**EXERCISE DETAILS**
Pick out each line of the records that includes the string "careless", and copy it.

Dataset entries
..........

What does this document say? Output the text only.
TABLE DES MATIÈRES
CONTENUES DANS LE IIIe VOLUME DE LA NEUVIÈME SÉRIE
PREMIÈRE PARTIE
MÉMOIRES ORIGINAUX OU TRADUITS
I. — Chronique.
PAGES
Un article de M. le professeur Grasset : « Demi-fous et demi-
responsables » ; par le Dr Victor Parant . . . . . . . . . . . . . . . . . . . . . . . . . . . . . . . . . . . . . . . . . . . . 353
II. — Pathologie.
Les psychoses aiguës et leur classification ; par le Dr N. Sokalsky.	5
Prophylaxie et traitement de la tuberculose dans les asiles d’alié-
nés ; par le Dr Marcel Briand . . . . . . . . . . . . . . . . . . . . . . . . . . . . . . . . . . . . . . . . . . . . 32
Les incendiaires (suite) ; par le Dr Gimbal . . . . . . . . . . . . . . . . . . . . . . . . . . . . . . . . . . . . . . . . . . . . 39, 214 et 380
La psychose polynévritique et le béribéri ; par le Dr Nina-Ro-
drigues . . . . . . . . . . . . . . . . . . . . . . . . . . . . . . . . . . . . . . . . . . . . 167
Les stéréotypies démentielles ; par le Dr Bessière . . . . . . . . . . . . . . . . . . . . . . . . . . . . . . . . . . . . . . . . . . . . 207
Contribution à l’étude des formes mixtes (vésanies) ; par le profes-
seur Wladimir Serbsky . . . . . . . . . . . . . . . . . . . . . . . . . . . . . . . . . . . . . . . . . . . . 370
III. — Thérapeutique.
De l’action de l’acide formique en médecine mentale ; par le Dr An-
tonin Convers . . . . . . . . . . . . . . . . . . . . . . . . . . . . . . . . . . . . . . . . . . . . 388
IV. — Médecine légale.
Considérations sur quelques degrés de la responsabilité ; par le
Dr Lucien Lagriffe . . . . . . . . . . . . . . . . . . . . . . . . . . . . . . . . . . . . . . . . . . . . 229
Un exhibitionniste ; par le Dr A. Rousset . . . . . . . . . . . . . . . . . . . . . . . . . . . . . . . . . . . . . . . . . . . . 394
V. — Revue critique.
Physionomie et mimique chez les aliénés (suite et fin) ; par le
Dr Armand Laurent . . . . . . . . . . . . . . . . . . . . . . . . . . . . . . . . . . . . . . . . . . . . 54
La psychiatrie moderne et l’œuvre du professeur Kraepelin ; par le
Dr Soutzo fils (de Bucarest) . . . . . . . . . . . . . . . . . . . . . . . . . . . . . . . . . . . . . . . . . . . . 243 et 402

..........

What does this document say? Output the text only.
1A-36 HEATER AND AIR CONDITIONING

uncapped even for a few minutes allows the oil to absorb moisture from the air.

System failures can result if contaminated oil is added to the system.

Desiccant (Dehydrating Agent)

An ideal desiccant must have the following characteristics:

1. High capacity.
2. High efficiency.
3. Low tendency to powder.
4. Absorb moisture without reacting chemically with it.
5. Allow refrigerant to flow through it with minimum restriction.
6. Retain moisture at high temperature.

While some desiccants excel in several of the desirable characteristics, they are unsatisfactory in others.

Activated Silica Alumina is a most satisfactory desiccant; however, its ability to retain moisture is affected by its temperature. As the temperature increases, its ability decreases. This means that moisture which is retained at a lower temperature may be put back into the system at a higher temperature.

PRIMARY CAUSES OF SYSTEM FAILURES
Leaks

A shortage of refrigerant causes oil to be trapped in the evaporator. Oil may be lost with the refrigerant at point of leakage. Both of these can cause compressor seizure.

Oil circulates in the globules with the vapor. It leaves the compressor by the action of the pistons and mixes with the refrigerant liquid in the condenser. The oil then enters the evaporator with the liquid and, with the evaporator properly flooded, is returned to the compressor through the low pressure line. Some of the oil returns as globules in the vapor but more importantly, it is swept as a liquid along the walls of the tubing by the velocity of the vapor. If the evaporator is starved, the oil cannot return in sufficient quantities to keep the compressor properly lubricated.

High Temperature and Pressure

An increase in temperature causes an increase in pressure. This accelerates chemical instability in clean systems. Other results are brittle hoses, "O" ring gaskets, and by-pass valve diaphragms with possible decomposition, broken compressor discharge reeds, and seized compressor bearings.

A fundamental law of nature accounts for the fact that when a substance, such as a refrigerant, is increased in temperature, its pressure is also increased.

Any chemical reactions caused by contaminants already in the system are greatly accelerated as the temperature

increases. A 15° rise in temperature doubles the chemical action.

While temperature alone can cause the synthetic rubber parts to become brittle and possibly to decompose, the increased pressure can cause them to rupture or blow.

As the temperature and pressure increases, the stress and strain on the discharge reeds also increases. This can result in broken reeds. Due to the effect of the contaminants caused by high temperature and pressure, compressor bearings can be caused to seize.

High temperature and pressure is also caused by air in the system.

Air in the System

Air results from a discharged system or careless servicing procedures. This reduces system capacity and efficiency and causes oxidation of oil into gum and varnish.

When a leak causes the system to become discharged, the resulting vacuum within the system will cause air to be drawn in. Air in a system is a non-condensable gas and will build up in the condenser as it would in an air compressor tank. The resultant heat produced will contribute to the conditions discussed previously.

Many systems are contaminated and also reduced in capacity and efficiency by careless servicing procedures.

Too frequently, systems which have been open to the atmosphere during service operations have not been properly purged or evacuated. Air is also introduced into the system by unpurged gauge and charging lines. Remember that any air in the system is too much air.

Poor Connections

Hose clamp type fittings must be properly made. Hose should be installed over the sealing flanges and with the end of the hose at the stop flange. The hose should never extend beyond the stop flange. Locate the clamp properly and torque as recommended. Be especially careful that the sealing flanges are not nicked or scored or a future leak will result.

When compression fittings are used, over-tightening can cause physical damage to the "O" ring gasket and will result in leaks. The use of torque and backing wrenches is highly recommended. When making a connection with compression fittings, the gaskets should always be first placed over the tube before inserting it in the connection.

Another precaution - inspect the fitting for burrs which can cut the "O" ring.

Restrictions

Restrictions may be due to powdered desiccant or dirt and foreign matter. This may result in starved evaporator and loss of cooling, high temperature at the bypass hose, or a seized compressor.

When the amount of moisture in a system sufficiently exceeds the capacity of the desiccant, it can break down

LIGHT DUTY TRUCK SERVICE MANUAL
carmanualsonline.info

..........

**OUTPUT FOR THIS EXERCISE**
Air results from a discharged system or careless servicing procedures. This reduces system capacity and efficiency and causes oxidation of oil into gum and varnish.
Many systems are contaminated and also reduced in capacity and efficiency by careless servicing procedures.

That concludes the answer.